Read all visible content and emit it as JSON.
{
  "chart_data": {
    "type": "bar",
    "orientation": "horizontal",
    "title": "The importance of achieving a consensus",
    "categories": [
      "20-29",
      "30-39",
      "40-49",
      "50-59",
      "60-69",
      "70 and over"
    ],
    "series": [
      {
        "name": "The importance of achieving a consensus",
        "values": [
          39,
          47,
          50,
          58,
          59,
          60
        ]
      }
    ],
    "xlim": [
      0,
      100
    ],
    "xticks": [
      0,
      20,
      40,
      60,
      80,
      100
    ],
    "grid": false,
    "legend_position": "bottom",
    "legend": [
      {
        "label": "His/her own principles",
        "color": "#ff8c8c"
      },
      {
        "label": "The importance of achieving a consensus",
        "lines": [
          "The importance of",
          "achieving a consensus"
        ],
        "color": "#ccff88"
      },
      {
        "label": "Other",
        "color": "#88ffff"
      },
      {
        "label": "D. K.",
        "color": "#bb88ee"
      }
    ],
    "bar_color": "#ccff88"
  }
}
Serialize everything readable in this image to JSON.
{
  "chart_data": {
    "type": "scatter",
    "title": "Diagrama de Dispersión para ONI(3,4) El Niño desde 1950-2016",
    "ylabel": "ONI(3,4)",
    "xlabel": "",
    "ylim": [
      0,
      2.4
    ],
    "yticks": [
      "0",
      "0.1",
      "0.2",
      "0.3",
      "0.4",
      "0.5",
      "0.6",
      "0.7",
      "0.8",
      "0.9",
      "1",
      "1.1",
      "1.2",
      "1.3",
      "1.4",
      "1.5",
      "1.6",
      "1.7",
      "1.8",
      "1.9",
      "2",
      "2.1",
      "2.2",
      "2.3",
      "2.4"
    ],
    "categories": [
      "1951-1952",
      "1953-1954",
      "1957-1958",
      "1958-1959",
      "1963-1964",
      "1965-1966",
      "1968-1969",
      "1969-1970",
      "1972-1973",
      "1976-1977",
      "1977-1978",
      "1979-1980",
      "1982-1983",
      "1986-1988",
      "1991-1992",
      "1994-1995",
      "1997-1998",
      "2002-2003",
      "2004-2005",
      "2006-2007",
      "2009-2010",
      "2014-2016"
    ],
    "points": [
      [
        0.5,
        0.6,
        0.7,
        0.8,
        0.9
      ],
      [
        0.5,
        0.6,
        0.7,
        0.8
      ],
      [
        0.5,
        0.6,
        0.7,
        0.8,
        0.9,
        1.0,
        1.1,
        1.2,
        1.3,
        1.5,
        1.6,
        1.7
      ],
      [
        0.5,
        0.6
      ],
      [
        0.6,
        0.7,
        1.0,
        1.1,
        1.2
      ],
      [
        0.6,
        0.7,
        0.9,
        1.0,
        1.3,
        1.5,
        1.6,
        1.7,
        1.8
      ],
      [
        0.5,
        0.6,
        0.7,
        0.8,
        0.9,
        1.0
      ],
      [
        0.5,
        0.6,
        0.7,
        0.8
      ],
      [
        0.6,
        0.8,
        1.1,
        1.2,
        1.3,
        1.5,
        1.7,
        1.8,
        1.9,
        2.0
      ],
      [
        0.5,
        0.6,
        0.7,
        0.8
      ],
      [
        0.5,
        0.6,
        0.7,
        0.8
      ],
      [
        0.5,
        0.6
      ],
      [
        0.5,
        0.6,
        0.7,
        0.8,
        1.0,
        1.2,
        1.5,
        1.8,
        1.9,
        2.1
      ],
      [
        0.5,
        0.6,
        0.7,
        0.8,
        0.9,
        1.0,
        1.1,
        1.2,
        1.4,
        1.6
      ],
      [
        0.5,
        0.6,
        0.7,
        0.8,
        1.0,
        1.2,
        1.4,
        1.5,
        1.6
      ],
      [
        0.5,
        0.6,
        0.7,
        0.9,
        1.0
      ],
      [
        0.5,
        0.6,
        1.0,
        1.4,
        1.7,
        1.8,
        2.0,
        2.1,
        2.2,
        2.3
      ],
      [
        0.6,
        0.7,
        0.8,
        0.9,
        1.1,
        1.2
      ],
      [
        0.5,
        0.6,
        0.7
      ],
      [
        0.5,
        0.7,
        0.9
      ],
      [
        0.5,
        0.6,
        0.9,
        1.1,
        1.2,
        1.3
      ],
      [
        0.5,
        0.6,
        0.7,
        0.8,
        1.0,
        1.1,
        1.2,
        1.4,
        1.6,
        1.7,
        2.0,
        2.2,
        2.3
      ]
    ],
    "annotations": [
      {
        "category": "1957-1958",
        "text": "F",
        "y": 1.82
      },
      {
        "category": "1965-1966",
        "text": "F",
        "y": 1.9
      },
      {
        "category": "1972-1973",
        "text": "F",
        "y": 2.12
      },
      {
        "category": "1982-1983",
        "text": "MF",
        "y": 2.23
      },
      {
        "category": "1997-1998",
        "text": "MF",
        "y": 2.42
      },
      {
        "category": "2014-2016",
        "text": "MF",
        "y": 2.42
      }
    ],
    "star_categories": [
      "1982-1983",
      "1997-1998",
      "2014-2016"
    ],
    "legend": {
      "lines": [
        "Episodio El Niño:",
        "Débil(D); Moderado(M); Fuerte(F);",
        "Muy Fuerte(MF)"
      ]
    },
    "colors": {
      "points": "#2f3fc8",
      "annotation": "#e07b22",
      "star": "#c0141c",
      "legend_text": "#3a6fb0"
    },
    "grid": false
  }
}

- _Work instructions_
All of the material above needs to be copied exactly.

- _Exercise solution_
Read all visible content and emit it as JSON.
{
  "chart_data": {
    "type": "bar",
    "orientation": "horizontal",
    "title": "The importance of achieving a consensus",
    "categories": [
      "20-29",
      "30-39",
      "40-49",
      "50-59",
      "60-69",
      "70 and over"
    ],
    "series": [
      {
        "name": "The importance of achieving a consensus",
        "values": [
          39,
          47,
          50,
          58,
          59,
          60
        ]
      }
    ],
    "xlim": [
      0,
      100
    ],
    "xticks": [
      0,
      20,
      40,
      60,
      80,
      100
    ],
    "grid": false,
    "legend_position": "bottom",
    "legend": [
      {
        "label": "His/her own principles",
        "color": "#ff8c8c"
      },
      {
        "label": "The importance of achieving a consensus",
        "lines": [
          "The importance of",
          "achieving a consensus"
        ],
        "color": "#ccff88"
      },
      {
        "label": "Other",
        "color": "#88ffff"
      },
      {
        "label": "D. K.",
        "color": "#bb88ee"
      }
    ],
    "bar_color": "#ccff88"
  }
}
Serialize everything readable in this image to JSON.
{
  "chart_data": {
    "type": "scatter",
    "title": "Diagrama de Dispersión para ONI(3,4) El Niño desde 1950-2016",
    "ylabel": "ONI(3,4)",
    "xlabel": "",
    "ylim": [
      0,
      2.4
    ],
    "yticks": [
      "0",
      "0.1",
      "0.2",
      "0.3",
      "0.4",
      "0.5",
      "0.6",
      "0.7",
      "0.8",
      "0.9",
      "1",
      "1.1",
      "1.2",
      "1.3",
      "1.4",
      "1.5",
      "1.6",
      "1.7",
      "1.8",
      "1.9",
      "2",
      "2.1",
      "2.2",
      "2.3",
      "2.4"
    ],
    "categories": [
      "1951-1952",
      "1953-1954",
      "1957-1958",
      "1958-1959",
      "1963-1964",
      "1965-1966",
      "1968-1969",
      "1969-1970",
      "1972-1973",
      "1976-1977",
      "1977-1978",
      "1979-1980",
      "1982-1983",
      "1986-1988",
      "1991-1992",
      "1994-1995",
      "1997-1998",
      "2002-2003",
      "2004-2005",
      "2006-2007",
      "2009-2010",
      "2014-2016"
    ],
    "points": [
      [
        0.5,
        0.6,
        0.7,
        0.8,
        0.9
      ],
      [
        0.5,
        0.6,
        0.7,
        0.8
      ],
      [
        0.5,
        0.6,
        0.7,
        0.8,
        0.9,
        1.0,
        1.1,
        1.2,
        1.3,
        1.5,
        1.6,
        1.7
      ],
      [
        0.5,
        0.6
      ],
      [
        0.6,
        0.7,
        1.0,
        1.1,
        1.2
      ],
      [
        0.6,
        0.7,
        0.9,
        1.0,
        1.3,
        1.5,
        1.6,
        1.7,
        1.8
      ],
      [
        0.5,
        0.6,
        0.7,
        0.8,
        0.9,
        1.0
      ],
      [
        0.5,
        0.6,
        0.7,
        0.8
      ],
      [
        0.6,
        0.8,
        1.1,
        1.2,
        1.3,
        1.5,
        1.7,
        1.8,
        1.9,
        2.0
      ],
      [
        0.5,
        0.6,
        0.7,
        0.8
      ],
      [
        0.5,
        0.6,
        0.7,
        0.8
      ],
      [
        0.5,
        0.6
      ],
      [
        0.5,
        0.6,
        0.7,
        0.8,
        1.0,
        1.2,
        1.5,
        1.8,
        1.9,
        2.1
      ],
      [
        0.5,
        0.6,
        0.7,
        0.8,
        0.9,
        1.0,
        1.1,
        1.2,
        1.4,
        1.6
      ],
      [
        0.5,
        0.6,
        0.7,
        0.8,
        1.0,
        1.2,
        1.4,
        1.5,
        1.6
      ],
      [
        0.5,
        0.6,
        0.7,
        0.9,
        1.0
      ],
      [
        0.5,
        0.6,
        1.0,
        1.4,
        1.7,
        1.8,
        2.0,
        2.1,
        2.2,
        2.3
      ],
      [
        0.6,
        0.7,
        0.8,
        0.9,
        1.1,
        1.2
      ],
      [
        0.5,
        0.6,
        0.7
      ],
      [
        0.5,
        0.7,
        0.9
      ],
      [
        0.5,
        0.6,
        0.9,
        1.1,
        1.2,
        1.3
      ],
      [
        0.5,
        0.6,
        0.7,
        0.8,
        1.0,
        1.1,
        1.2,
        1.4,
        1.6,
        1.7,
        2.0,
        2.2,
        2.3
      ]
    ],
    "annotations": [
      {
        "category": "1957-1958",
        "text": "F",
        "y": 1.82
      },
      {
        "category": "1965-1966",
        "text": "F",
        "y": 1.9
      },
      {
        "category": "1972-1973",
        "text": "F",
        "y": 2.12
      },
      {
        "category": "1982-1983",
        "text": "MF",
        "y": 2.23
      },
      {
        "category": "1997-1998",
        "text": "MF",
        "y": 2.42
      },
      {
        "category": "2014-2016",
        "text": "MF",
        "y": 2.42
      }
    ],
    "star_categories": [
      "1982-1983",
      "1997-1998",
      "2014-2016"
    ],
    "legend": {
      "lines": [
        "Episodio El Niño:",
        "Débil(D); Moderado(M); Fuerte(F);",
        "Muy Fuerte(MF)"
      ]
    },
    "colors": {
      "points": "#2f3fc8",
      "annotation": "#e07b22",
      "star": "#c0141c",
      "legend_text": "#3a6fb0"
    },
    "grid": false
  }
}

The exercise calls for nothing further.